Goal ▸
Reproduce the lines below without any change, from the first one through the line that contains "toc-entry-title: Kaltennordheim, 6.", both included.

Provided material ▸
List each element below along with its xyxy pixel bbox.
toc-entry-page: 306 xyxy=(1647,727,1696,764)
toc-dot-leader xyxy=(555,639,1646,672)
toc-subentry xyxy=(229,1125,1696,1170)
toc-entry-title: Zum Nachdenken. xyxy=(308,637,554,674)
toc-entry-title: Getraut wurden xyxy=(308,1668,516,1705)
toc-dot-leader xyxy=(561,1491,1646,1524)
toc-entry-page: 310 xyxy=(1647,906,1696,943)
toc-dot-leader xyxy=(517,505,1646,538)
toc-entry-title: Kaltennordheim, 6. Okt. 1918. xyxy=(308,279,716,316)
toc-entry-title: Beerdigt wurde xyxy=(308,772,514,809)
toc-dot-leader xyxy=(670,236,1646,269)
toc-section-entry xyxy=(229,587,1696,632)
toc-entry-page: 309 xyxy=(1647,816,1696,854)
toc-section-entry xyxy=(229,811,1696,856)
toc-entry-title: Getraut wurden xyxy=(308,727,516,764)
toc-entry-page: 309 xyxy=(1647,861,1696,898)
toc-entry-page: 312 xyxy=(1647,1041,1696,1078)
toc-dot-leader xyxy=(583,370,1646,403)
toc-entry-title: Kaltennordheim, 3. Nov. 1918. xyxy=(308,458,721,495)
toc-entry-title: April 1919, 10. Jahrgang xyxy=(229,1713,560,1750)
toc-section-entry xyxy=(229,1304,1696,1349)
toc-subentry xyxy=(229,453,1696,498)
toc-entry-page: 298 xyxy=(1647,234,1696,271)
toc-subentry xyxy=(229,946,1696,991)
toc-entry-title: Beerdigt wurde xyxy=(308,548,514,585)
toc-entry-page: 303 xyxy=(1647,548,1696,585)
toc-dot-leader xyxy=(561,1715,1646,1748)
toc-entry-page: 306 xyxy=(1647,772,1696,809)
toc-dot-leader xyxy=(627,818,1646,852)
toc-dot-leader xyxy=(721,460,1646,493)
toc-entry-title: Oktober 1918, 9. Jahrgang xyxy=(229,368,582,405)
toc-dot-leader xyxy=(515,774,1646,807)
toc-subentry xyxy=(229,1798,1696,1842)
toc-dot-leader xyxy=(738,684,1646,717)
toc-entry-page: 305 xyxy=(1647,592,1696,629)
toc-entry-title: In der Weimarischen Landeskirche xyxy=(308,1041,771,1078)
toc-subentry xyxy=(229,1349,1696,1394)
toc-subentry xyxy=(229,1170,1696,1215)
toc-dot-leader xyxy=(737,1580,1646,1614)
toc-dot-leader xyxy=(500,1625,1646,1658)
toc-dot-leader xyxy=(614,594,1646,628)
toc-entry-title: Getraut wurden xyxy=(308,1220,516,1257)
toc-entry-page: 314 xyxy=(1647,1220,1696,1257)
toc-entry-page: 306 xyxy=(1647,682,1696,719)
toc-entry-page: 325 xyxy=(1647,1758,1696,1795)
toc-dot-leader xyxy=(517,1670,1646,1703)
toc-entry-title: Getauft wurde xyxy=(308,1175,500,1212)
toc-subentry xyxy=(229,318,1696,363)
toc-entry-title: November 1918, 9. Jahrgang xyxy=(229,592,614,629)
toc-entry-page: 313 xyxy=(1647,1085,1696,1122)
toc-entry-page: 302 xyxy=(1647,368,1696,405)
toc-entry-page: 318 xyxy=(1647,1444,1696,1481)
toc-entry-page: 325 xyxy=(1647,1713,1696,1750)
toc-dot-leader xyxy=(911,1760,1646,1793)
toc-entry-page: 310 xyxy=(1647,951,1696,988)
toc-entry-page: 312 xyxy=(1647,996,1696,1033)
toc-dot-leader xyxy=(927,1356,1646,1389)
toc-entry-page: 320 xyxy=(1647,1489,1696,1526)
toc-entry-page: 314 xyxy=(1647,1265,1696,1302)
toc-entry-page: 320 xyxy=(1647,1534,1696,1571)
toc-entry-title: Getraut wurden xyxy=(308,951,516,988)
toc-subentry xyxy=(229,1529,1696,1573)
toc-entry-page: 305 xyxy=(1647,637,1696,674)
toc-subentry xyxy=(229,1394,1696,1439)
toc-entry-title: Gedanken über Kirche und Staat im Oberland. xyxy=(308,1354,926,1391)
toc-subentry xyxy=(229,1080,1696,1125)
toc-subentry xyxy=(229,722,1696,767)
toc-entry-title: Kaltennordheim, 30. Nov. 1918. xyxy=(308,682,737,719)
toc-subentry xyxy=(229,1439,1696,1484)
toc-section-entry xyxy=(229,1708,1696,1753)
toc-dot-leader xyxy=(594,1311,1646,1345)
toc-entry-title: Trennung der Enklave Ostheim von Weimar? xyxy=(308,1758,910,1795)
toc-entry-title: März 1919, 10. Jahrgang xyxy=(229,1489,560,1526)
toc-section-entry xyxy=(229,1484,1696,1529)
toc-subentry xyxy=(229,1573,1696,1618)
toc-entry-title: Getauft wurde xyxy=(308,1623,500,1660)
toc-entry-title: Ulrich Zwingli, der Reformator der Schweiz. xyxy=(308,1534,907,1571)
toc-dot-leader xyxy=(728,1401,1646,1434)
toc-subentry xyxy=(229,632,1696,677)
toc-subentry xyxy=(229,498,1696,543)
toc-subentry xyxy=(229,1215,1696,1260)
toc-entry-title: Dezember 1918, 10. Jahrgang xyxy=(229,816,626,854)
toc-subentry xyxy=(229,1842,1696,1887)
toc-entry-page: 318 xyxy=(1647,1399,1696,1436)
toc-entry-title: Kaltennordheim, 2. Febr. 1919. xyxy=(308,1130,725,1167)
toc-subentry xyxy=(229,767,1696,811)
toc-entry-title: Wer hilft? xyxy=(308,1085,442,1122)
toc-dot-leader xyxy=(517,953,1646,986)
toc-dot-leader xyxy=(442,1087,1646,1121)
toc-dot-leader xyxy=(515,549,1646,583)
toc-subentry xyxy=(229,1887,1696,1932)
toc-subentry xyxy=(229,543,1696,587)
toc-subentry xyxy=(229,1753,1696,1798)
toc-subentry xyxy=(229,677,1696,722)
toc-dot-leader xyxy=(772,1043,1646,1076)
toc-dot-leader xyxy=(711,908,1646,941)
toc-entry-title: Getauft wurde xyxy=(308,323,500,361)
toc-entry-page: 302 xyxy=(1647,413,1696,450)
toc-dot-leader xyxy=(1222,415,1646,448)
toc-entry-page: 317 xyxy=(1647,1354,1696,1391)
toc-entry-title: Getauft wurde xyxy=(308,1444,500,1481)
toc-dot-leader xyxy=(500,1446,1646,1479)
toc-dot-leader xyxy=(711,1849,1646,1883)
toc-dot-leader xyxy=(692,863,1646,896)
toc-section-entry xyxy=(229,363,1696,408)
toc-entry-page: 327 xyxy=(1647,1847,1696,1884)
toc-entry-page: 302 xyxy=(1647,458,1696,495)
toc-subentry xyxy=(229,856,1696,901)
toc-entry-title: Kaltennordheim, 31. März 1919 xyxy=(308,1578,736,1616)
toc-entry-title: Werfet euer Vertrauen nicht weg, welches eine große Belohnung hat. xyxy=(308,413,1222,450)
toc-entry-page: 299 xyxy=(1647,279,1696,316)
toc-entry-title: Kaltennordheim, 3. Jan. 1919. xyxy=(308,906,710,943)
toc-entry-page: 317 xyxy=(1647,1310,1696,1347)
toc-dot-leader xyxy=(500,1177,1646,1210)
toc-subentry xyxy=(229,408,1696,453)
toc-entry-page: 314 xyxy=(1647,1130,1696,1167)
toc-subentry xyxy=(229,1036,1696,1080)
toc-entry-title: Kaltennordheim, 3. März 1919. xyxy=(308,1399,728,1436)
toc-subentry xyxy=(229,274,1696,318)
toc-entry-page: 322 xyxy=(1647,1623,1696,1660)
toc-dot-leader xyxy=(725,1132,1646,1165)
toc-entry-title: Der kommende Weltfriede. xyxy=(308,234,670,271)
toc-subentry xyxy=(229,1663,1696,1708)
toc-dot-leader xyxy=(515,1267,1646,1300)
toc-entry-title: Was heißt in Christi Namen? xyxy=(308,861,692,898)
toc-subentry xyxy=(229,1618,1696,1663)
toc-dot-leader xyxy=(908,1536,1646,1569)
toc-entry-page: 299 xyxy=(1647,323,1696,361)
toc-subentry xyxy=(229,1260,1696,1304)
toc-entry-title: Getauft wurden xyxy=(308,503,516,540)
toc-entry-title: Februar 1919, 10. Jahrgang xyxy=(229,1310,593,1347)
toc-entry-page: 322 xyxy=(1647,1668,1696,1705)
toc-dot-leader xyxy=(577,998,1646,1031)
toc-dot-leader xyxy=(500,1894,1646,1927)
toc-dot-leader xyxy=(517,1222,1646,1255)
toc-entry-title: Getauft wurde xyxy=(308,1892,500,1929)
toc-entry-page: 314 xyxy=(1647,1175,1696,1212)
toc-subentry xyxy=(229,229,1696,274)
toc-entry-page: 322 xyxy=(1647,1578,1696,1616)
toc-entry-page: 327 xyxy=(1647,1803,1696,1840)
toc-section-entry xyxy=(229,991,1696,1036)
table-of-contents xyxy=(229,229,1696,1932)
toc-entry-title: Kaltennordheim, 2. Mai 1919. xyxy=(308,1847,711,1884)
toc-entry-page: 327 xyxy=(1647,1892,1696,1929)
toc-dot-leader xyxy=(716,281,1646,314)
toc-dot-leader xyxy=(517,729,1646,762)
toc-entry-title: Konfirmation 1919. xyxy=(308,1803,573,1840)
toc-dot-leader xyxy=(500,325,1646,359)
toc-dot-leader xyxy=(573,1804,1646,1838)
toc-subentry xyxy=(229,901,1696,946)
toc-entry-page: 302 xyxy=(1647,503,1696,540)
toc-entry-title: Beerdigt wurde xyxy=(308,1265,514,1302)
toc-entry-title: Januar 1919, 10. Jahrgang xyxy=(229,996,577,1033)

Final result ▸
List each element below along with its xyxy pixel bbox.
toc-entry-page: 306 xyxy=(1647,727,1696,764)
toc-dot-leader xyxy=(555,639,1646,672)
toc-subentry xyxy=(229,1125,1696,1170)
toc-entry-title: Zum Nachdenken. xyxy=(308,637,554,674)
toc-entry-title: Getraut wurden xyxy=(308,1668,516,1705)
toc-dot-leader xyxy=(561,1491,1646,1524)
toc-entry-page: 310 xyxy=(1647,906,1696,943)
toc-dot-leader xyxy=(517,505,1646,538)
toc-entry-title: Kaltennordheim, 6. Okt. 1918. xyxy=(308,279,716,316)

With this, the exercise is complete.